Exercise prompt:
Gather every line of the entries that includes the word "commercial".

(Saved entries)
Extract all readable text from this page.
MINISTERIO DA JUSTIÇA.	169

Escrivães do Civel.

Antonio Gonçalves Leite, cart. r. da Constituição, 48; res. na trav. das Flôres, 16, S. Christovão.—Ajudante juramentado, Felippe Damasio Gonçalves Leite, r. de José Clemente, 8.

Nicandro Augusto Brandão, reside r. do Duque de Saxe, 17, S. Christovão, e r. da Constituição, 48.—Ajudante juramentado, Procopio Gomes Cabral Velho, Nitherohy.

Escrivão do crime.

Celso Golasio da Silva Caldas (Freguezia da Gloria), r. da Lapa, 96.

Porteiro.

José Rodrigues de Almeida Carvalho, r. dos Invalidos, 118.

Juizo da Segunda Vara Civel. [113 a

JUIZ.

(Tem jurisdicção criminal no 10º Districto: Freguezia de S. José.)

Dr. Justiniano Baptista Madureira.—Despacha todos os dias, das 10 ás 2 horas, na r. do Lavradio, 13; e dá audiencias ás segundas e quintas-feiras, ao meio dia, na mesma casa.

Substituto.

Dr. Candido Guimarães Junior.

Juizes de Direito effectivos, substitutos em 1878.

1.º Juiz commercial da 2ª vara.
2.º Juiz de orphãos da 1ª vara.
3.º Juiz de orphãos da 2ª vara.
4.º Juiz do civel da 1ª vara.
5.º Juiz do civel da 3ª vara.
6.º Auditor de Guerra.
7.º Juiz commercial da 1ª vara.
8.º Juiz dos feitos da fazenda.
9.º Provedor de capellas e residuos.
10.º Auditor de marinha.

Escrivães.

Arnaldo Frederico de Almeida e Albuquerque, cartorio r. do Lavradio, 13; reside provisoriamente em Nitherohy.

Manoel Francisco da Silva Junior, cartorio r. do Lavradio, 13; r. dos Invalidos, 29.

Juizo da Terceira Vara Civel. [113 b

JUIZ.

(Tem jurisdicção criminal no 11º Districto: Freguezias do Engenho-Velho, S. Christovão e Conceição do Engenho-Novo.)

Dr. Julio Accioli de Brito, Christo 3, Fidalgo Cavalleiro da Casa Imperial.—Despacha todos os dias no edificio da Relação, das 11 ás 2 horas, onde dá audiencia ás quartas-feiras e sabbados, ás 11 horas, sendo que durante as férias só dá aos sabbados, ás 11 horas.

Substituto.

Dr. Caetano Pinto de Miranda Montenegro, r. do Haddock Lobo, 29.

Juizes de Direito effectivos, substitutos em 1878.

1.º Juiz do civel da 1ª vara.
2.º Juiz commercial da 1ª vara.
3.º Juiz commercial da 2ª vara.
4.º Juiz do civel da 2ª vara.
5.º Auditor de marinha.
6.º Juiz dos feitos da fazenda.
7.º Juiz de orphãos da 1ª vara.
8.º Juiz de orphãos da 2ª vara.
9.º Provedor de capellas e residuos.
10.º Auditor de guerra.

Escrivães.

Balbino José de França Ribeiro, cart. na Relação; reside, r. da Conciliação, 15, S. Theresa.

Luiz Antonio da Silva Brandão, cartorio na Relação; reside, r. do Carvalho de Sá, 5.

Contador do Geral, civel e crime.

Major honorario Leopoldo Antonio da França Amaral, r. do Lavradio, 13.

---

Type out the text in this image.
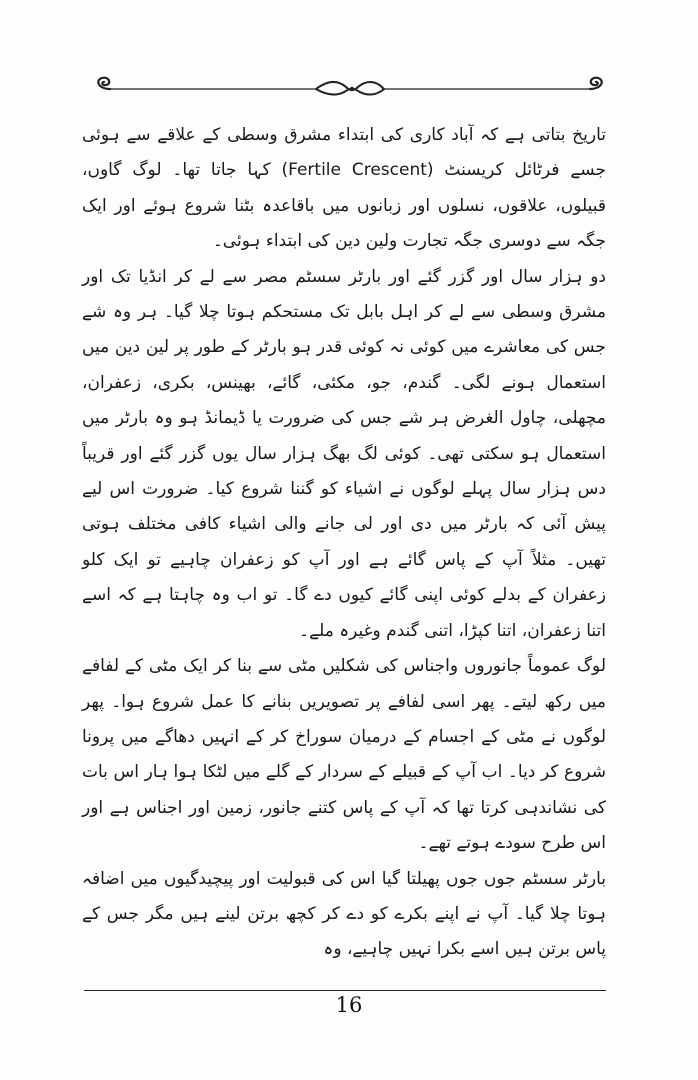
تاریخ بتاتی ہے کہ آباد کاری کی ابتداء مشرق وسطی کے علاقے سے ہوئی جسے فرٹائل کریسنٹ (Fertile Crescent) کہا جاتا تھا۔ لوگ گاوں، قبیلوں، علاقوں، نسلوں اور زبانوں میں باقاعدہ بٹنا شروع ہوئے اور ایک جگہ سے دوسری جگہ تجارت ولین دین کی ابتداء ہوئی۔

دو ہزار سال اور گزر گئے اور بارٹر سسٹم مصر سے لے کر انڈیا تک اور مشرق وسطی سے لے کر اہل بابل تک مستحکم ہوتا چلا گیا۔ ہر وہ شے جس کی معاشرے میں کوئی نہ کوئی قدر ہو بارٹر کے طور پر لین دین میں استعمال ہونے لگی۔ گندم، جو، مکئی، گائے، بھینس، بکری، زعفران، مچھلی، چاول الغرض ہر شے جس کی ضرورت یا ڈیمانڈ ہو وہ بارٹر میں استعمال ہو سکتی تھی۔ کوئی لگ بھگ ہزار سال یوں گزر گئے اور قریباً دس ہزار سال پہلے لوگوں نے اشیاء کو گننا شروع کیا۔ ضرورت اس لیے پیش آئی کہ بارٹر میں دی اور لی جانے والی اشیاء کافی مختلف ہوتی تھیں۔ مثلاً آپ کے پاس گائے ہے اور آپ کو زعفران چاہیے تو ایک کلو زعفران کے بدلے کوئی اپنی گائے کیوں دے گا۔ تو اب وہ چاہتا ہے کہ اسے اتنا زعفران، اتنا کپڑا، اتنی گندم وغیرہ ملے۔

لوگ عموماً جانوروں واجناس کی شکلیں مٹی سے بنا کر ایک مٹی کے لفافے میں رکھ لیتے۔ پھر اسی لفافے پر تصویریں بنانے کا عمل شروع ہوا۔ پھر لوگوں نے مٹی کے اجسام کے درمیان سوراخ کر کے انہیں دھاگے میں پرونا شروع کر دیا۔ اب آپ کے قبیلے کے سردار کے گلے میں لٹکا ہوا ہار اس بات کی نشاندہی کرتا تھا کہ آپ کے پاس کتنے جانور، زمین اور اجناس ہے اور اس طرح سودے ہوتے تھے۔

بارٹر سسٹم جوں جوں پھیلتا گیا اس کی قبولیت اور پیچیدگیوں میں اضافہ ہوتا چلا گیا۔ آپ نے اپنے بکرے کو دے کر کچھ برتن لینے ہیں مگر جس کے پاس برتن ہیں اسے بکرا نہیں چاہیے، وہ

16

Output for this exercise:
1.º Juiz commercial da 2ª vara.
7.º Juiz commercial da 1ª vara.
2.º Juiz commercial da 1ª vara.
3.º Juiz commercial da 2ª vara.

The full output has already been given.